Lines of data:
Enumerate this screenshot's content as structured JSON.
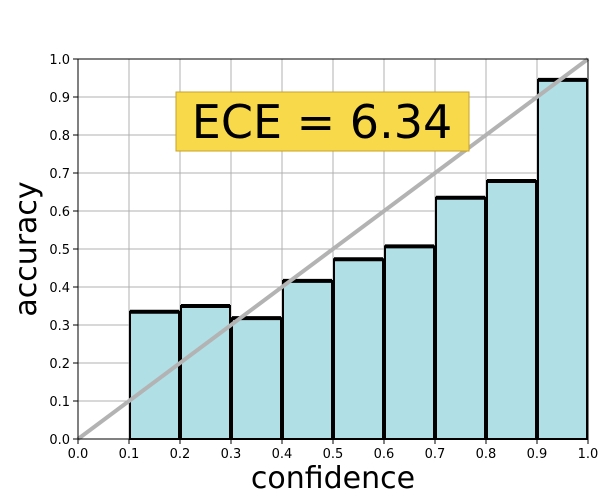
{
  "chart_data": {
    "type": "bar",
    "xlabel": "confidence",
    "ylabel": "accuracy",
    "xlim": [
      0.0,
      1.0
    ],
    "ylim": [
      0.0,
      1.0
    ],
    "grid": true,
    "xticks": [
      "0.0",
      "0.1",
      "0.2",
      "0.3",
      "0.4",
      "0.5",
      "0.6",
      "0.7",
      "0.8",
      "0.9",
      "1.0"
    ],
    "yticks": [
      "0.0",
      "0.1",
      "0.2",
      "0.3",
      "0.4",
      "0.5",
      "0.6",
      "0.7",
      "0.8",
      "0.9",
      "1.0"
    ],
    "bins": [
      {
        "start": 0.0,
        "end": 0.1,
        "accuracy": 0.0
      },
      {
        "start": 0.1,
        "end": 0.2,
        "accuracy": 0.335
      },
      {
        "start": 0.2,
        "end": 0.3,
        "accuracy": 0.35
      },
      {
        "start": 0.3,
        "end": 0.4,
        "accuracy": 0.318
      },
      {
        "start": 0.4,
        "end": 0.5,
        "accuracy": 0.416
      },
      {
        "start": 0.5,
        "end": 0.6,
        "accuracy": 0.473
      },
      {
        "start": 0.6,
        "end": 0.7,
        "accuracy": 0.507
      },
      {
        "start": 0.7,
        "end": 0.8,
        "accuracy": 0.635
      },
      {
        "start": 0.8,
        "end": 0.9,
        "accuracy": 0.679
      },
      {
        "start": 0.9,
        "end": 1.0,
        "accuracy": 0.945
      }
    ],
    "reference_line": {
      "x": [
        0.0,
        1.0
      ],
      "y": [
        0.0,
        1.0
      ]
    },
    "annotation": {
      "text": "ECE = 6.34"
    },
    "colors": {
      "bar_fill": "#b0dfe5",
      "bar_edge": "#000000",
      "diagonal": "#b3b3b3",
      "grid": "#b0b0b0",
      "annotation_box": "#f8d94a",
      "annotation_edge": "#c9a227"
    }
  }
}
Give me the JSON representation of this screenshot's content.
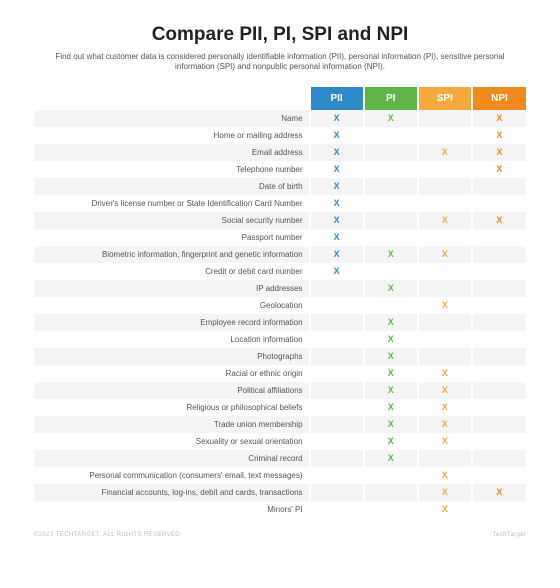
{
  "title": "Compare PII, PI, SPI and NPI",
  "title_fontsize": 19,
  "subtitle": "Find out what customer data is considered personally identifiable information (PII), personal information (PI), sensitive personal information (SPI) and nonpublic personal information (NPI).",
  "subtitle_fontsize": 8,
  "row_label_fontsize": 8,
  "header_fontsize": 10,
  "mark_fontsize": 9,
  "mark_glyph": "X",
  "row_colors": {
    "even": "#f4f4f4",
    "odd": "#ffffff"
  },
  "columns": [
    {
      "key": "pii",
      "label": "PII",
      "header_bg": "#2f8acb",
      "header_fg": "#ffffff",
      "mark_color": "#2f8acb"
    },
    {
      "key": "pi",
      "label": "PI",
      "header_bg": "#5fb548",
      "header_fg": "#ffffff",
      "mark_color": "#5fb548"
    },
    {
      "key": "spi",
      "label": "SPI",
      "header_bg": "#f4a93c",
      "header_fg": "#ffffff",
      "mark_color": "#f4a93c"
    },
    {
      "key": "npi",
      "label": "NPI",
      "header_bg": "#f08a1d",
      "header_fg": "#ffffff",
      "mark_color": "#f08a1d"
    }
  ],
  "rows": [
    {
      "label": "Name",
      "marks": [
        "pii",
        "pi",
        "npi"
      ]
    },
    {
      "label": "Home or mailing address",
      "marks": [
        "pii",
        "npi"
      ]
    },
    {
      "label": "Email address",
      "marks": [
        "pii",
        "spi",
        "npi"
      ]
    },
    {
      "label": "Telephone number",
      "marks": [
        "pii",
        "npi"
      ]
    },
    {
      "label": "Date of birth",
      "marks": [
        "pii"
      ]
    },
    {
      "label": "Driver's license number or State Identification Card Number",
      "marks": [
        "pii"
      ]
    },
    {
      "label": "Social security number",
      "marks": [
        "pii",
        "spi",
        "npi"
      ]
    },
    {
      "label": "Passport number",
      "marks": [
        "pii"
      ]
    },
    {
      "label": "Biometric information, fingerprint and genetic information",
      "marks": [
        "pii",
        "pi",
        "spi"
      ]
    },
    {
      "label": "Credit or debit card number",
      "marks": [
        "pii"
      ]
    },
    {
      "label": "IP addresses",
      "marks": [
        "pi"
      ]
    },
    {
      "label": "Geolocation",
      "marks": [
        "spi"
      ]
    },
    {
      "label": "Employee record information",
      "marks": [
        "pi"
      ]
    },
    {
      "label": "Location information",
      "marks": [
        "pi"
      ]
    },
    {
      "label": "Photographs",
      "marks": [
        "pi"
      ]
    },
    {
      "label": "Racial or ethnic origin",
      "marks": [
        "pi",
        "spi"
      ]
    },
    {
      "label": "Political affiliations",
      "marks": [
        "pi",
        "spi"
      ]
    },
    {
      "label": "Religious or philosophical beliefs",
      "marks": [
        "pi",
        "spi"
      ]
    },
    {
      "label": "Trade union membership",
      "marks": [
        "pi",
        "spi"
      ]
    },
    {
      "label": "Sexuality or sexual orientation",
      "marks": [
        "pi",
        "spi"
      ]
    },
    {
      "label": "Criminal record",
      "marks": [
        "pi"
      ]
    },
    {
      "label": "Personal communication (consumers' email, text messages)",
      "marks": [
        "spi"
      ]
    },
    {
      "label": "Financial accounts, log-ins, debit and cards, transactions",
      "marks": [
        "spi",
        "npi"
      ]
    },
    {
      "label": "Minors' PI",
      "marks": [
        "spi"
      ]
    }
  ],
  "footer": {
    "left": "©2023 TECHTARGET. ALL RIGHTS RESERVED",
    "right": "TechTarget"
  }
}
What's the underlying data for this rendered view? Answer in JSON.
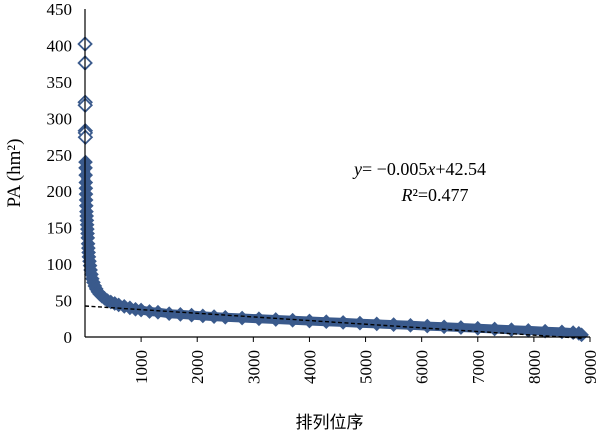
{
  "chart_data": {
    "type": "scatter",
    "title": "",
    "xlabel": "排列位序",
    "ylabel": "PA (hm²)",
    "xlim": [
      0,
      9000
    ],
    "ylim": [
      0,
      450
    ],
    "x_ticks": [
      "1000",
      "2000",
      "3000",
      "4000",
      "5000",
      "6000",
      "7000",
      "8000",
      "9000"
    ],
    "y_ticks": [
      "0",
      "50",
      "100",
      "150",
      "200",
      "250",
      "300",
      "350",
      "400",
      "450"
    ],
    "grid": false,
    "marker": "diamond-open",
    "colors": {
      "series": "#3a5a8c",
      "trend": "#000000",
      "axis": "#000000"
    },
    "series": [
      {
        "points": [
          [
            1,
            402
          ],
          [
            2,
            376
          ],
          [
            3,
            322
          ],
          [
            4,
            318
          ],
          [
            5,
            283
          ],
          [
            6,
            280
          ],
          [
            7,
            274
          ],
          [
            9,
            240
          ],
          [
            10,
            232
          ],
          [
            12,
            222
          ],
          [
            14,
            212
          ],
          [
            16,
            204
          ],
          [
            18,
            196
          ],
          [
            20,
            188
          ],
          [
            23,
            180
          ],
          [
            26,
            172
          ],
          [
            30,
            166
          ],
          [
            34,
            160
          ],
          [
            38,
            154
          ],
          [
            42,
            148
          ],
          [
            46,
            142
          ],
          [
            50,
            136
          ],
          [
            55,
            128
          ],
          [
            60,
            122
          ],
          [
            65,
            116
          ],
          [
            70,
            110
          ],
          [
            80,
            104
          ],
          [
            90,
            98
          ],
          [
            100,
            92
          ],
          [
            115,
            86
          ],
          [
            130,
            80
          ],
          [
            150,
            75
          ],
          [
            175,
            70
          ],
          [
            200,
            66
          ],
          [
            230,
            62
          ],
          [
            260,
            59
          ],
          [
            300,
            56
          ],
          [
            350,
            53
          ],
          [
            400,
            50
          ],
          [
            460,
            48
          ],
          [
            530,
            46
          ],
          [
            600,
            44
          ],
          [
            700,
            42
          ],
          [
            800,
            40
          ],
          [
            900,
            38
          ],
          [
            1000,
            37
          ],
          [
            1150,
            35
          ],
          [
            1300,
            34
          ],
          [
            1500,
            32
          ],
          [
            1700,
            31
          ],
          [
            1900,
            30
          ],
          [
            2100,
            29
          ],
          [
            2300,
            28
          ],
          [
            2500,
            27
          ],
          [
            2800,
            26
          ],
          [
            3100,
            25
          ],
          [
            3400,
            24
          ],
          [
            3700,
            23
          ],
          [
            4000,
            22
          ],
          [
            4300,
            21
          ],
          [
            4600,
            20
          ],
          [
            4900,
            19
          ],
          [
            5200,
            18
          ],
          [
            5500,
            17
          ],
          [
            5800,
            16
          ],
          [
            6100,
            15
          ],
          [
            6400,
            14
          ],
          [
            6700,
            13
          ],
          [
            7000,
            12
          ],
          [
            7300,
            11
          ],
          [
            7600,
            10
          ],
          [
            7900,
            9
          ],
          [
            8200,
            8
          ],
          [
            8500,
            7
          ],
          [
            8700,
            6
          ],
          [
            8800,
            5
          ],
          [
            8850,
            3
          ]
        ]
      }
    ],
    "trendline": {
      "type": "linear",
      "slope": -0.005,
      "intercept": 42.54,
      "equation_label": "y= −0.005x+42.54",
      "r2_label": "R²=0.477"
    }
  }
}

*Directions*. In the material above, find each line that contains the word "record", and select it.

*Result of the task*.
      "label": "Employee record information",
      "label": "Criminal record",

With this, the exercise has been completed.